(DESCRIPTION OF THE TASK): Copy out the lines that include the word "Ευρωζώνη".

(MATERIAL PROVIDED):
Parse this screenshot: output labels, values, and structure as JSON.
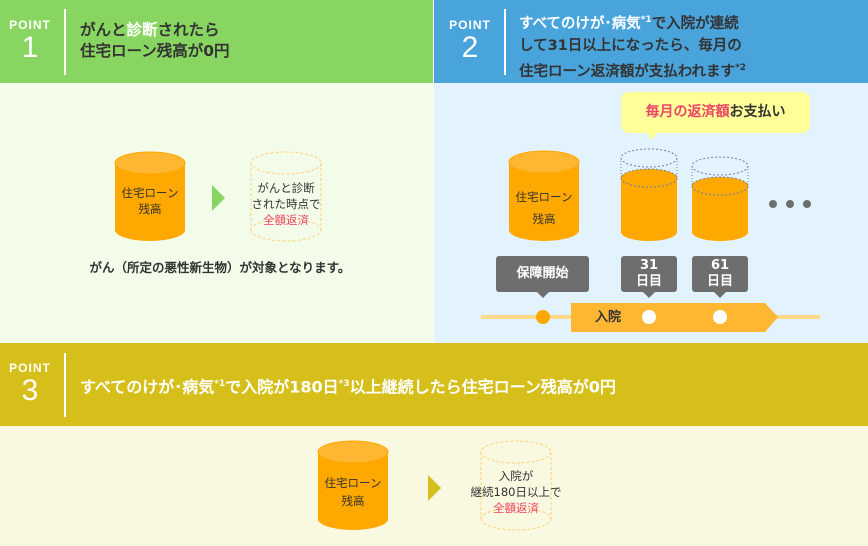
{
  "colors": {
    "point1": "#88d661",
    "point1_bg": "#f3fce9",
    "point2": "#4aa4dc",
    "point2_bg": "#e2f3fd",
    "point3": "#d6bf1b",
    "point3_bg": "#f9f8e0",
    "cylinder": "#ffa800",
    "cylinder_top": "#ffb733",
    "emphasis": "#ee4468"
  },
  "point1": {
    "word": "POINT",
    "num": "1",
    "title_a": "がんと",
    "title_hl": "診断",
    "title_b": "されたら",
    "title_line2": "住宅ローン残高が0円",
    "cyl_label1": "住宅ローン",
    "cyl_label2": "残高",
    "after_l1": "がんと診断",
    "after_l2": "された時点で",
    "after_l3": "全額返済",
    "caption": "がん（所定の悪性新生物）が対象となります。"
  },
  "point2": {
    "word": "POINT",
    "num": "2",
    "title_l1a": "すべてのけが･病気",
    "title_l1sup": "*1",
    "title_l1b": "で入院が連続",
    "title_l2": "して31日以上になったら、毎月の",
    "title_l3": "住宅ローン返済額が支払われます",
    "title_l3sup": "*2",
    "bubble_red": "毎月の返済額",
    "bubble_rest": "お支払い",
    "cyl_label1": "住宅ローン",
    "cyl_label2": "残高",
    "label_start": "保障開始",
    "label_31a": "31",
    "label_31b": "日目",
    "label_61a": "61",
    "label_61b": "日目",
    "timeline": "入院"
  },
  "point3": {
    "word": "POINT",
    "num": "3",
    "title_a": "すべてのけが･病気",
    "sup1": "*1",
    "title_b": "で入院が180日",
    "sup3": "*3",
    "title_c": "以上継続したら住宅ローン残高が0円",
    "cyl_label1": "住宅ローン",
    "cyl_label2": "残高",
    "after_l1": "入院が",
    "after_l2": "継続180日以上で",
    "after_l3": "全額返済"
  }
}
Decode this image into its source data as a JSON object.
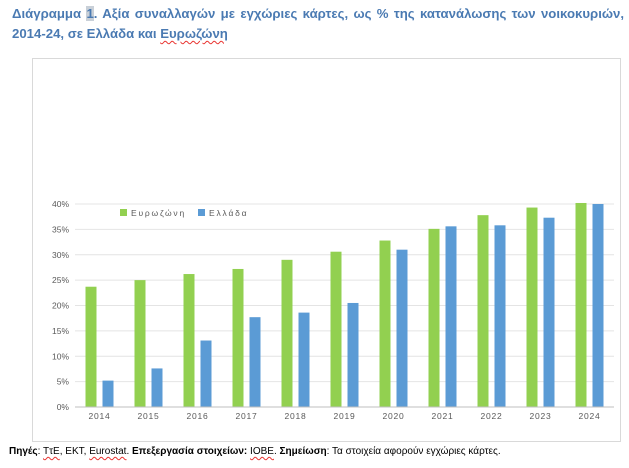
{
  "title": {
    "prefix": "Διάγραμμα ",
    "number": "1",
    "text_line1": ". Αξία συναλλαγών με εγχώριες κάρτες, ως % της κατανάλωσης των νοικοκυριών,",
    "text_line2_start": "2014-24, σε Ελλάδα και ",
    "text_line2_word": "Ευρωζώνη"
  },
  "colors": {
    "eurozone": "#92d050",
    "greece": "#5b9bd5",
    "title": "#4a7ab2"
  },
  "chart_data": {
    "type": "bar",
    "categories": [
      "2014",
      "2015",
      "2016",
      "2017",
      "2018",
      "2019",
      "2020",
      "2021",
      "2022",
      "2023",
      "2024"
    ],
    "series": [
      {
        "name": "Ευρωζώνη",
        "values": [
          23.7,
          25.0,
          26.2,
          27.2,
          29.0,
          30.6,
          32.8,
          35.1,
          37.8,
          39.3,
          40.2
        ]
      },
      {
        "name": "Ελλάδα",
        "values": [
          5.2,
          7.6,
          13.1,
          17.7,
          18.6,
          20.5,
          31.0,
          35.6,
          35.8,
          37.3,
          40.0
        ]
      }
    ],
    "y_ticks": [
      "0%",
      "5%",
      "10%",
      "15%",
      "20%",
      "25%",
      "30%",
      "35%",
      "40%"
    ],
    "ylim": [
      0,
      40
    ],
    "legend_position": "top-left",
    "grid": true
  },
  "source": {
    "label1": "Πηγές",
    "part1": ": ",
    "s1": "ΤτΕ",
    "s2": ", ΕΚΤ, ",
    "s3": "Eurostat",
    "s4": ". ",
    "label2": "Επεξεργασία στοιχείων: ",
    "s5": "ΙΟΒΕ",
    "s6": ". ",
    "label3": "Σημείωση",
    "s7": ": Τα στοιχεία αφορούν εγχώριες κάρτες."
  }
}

---

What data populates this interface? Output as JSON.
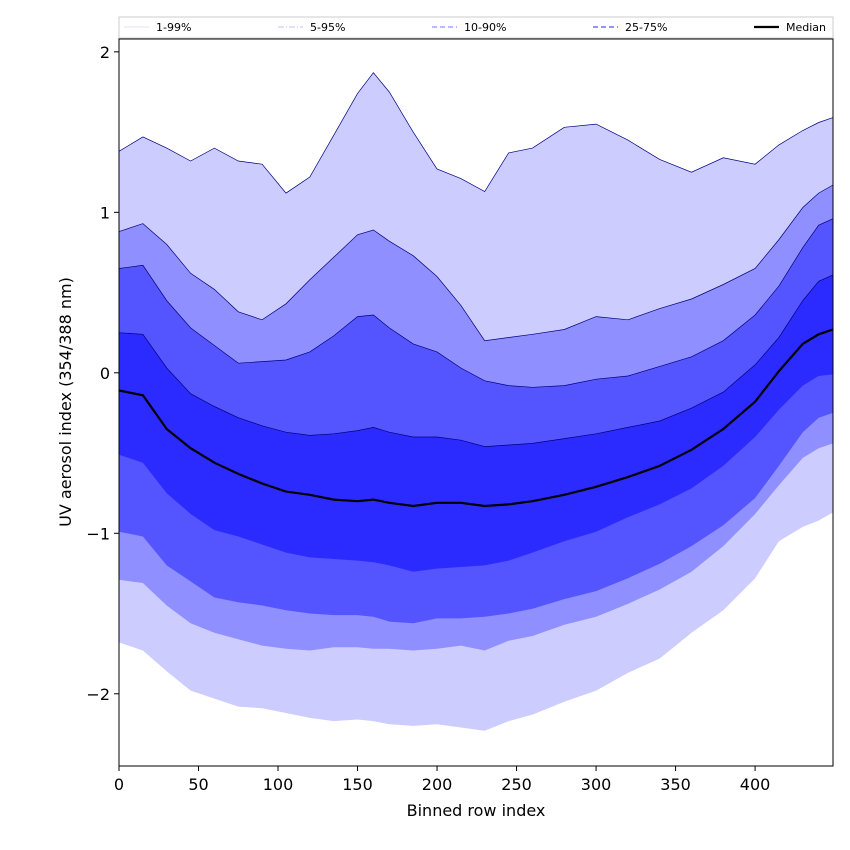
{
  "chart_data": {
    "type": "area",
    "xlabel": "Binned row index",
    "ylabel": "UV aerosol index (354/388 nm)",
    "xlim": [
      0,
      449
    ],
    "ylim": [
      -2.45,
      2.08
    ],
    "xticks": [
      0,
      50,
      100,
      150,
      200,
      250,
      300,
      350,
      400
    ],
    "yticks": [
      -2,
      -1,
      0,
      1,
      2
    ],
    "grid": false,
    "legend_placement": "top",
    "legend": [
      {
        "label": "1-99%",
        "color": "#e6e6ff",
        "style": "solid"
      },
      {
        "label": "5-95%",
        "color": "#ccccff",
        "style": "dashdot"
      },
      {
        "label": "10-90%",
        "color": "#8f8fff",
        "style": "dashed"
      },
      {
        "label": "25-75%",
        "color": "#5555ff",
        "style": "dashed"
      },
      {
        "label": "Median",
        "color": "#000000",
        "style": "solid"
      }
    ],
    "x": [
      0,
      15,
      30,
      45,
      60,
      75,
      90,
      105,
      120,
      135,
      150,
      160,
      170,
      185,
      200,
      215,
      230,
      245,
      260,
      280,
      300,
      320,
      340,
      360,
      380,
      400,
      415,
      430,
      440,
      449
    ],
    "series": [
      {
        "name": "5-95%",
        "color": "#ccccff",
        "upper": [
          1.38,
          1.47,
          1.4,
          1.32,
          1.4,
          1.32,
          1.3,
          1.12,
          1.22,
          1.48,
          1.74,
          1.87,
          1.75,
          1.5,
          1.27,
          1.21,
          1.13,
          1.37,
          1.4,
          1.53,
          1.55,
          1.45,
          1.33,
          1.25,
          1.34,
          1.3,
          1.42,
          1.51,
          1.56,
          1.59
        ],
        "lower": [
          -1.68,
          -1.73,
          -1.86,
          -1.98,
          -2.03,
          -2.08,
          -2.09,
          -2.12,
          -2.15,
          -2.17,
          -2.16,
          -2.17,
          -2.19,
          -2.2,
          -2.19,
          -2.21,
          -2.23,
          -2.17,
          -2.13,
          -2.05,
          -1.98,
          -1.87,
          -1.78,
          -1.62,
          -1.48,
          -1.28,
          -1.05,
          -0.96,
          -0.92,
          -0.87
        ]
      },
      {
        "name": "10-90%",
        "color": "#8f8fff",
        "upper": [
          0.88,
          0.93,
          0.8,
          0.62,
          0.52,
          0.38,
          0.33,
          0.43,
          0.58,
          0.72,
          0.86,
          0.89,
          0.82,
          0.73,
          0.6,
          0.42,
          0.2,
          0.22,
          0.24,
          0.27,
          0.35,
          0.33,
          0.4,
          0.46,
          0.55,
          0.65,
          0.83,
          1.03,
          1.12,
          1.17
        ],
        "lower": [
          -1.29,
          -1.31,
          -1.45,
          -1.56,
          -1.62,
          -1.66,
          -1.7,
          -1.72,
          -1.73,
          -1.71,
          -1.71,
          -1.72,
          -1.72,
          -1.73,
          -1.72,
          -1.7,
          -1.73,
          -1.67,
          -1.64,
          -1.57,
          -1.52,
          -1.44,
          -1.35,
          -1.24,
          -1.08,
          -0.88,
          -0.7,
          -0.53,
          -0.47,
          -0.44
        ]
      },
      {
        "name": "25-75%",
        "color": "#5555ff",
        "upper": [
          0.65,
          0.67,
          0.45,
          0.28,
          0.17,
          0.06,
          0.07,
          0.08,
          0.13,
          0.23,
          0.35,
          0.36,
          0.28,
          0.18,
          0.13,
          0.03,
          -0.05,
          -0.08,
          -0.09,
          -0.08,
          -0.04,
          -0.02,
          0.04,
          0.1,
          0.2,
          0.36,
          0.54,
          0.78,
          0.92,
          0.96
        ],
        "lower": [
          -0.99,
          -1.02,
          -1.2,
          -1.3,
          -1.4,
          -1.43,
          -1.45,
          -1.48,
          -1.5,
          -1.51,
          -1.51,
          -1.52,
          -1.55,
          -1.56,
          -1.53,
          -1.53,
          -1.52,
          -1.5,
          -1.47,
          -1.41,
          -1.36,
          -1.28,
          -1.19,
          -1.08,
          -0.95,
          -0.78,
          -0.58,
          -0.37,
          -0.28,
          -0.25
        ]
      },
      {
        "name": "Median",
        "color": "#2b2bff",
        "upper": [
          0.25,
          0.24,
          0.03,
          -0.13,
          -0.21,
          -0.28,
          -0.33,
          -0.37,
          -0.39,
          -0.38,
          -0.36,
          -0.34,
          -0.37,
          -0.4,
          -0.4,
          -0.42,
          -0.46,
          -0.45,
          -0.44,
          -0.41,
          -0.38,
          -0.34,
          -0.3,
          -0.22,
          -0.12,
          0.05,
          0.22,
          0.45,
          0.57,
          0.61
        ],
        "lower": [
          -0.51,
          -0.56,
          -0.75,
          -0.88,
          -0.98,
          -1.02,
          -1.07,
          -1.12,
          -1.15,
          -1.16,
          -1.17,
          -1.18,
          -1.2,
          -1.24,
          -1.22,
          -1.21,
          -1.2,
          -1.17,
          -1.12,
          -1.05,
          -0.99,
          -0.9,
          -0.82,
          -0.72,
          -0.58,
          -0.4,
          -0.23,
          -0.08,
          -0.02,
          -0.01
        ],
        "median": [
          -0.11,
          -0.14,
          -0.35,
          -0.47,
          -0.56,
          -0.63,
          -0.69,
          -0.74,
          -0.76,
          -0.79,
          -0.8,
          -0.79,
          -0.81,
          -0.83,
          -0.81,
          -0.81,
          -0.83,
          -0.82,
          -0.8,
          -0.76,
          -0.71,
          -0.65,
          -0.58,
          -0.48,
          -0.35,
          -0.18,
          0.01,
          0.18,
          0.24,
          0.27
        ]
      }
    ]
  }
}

* * *

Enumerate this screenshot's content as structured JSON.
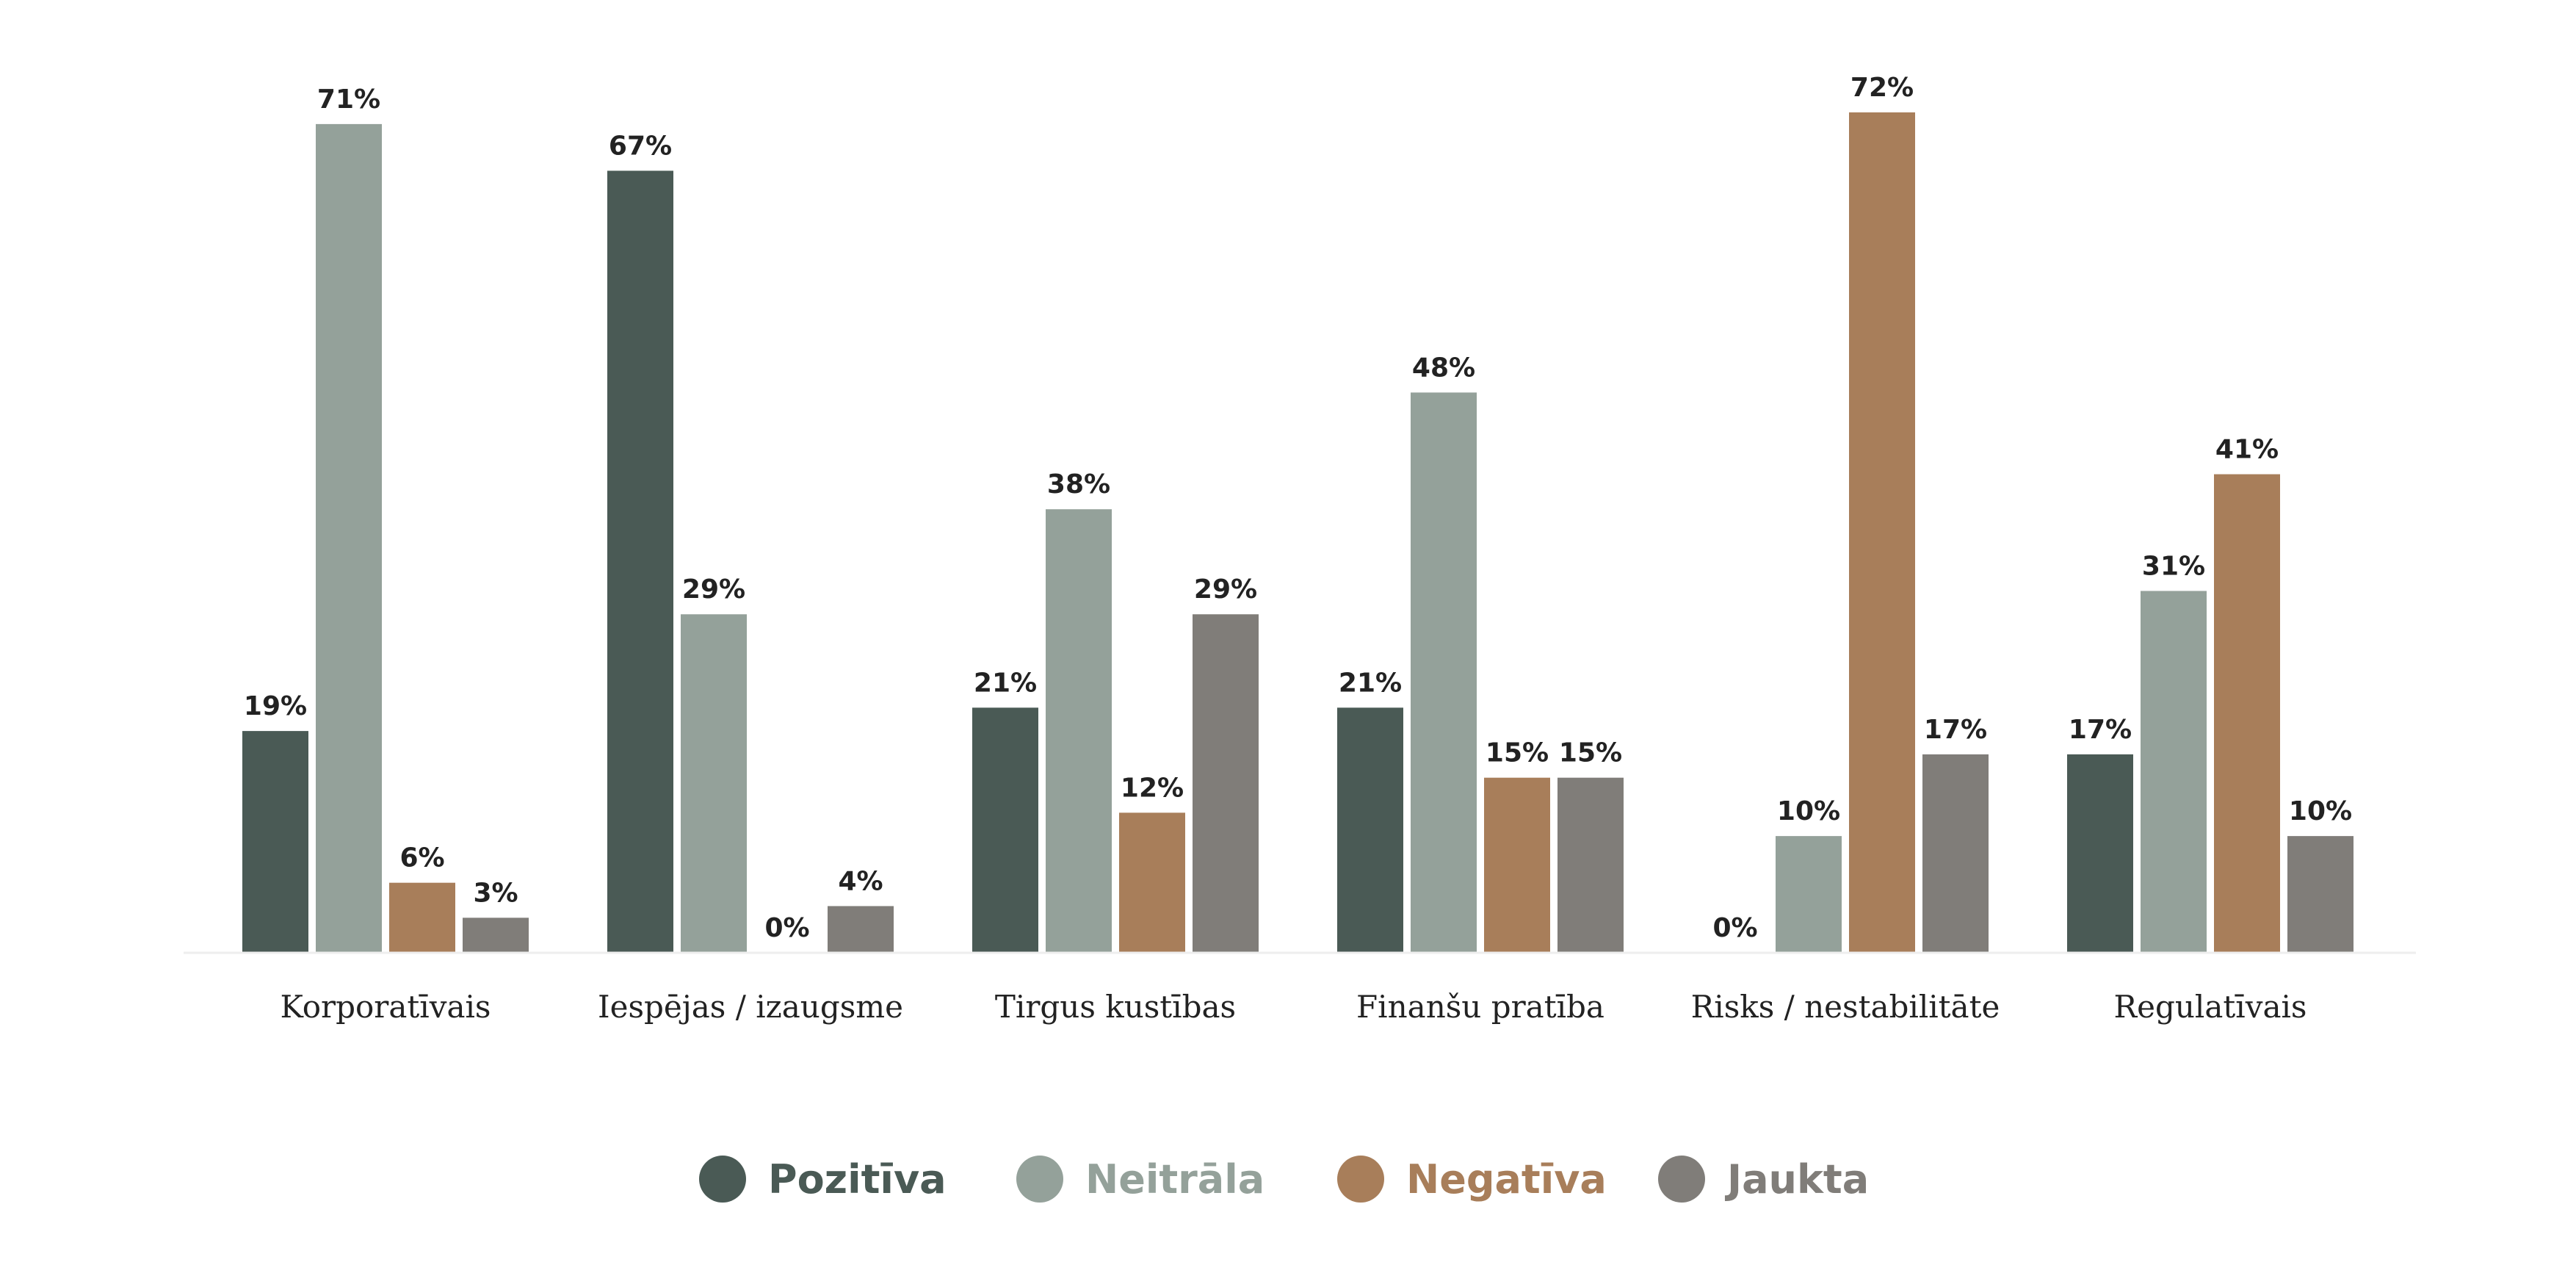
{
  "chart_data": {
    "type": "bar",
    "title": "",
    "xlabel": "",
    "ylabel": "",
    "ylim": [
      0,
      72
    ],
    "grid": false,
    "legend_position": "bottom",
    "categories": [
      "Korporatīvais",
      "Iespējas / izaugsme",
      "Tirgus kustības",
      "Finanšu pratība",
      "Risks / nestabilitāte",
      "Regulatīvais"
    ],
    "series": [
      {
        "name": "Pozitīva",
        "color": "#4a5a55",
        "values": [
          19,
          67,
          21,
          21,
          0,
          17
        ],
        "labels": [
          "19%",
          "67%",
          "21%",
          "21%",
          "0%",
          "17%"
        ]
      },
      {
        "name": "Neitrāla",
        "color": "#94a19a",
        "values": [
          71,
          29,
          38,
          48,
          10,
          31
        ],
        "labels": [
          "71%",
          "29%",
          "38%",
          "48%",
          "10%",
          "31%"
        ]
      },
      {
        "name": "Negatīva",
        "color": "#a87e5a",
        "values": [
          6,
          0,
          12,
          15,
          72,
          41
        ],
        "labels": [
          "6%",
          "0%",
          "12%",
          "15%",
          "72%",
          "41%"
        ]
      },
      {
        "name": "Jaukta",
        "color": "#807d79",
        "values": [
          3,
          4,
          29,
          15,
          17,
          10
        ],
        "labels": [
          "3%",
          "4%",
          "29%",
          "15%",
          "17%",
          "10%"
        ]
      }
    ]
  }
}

(RESULT OF THE TASK):
    "text_line2_word": "Ευρωζώνη"
        "name": "Ευρωζώνη",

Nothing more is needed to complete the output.